What the task requires:
Reproduce each line bearing the word "text".

** BEGIN Provided records **

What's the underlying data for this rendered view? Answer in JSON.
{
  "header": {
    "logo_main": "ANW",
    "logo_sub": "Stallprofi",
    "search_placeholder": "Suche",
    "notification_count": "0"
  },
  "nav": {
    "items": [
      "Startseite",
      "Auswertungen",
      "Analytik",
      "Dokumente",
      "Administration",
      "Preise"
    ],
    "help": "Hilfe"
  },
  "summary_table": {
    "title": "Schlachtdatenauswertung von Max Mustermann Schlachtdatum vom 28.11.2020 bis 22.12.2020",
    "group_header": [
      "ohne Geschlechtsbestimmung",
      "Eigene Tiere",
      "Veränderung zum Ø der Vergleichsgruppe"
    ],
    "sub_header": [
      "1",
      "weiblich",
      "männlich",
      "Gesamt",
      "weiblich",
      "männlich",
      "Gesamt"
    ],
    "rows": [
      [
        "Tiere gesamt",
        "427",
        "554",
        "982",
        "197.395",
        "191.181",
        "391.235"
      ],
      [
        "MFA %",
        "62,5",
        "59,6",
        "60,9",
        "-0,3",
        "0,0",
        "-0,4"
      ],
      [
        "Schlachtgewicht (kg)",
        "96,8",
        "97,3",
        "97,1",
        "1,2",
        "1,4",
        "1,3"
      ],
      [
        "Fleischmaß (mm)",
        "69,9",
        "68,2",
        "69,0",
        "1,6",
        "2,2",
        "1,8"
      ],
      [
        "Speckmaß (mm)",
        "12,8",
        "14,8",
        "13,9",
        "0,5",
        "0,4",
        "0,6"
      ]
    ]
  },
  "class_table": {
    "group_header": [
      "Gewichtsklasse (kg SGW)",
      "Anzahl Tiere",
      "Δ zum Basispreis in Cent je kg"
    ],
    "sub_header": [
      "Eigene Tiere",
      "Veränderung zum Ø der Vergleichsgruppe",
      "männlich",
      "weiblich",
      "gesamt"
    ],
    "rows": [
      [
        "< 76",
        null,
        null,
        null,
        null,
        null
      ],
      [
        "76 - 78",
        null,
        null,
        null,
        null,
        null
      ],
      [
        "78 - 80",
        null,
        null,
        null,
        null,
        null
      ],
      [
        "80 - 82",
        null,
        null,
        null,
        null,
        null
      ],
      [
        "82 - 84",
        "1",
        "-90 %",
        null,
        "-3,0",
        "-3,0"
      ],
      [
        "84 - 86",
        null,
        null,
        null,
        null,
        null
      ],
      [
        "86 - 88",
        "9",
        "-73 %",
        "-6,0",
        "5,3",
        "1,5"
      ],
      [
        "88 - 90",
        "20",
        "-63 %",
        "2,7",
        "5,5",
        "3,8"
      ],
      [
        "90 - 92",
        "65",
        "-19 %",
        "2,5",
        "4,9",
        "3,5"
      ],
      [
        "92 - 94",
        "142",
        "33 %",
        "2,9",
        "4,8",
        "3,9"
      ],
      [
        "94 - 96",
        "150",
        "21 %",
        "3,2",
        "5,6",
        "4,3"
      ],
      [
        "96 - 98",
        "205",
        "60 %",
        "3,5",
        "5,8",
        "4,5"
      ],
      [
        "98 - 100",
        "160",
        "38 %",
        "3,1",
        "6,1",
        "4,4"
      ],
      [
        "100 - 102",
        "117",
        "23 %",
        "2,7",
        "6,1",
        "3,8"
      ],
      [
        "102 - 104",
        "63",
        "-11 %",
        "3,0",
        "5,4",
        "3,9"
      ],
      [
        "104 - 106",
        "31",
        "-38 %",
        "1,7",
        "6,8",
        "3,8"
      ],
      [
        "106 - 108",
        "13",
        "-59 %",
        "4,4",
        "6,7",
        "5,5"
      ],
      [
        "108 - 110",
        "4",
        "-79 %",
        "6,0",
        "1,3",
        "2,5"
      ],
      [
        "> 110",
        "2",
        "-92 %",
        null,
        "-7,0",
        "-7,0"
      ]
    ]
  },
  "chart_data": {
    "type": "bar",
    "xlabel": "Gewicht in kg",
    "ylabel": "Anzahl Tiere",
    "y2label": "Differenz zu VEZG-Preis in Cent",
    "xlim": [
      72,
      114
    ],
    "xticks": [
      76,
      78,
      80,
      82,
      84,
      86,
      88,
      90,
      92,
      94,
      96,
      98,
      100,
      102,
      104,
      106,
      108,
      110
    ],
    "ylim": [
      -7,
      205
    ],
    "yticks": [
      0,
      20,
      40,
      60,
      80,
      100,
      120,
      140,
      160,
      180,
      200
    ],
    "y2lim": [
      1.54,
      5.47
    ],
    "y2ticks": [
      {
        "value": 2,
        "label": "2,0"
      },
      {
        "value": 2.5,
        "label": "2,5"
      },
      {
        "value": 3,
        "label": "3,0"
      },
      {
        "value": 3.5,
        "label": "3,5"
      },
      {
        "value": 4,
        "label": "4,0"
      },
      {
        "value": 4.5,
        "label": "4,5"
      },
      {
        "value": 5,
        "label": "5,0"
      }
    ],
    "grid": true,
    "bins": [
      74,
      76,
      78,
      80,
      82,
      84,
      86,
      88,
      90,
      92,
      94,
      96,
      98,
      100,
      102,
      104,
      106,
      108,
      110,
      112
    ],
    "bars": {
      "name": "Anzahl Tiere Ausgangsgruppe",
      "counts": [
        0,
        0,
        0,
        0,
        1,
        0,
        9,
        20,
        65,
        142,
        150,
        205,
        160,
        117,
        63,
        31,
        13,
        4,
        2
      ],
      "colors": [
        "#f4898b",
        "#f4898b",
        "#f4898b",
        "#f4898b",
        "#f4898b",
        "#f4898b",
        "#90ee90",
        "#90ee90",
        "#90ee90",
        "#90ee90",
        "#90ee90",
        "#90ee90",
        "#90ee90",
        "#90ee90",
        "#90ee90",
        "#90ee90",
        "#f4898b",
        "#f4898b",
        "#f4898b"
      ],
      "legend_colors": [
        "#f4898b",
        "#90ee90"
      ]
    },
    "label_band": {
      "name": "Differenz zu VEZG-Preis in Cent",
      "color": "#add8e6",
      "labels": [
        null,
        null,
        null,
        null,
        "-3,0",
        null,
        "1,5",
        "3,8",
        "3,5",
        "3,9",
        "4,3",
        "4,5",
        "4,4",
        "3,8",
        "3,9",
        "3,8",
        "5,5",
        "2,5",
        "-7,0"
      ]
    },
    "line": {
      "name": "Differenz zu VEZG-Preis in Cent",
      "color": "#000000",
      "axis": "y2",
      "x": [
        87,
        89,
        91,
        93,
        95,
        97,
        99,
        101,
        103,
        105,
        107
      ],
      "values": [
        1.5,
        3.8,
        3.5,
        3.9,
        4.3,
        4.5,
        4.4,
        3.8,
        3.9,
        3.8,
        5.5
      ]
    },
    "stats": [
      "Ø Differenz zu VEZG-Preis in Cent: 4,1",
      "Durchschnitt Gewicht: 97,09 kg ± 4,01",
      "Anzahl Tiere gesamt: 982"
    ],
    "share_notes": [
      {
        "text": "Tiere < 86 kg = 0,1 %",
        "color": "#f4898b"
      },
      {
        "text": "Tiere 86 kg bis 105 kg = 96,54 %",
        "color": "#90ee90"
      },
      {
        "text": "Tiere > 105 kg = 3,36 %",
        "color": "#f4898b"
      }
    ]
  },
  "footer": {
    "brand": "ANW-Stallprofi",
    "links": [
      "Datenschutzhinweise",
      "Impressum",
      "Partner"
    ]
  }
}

** END Provided records **

Solution below:
        "text": "Tiere < 86 kg = 0,1 %",
        "text": "Tiere 86 kg bis 105 kg = 96,54 %",
        "text": "Tiere > 105 kg = 3,36 %",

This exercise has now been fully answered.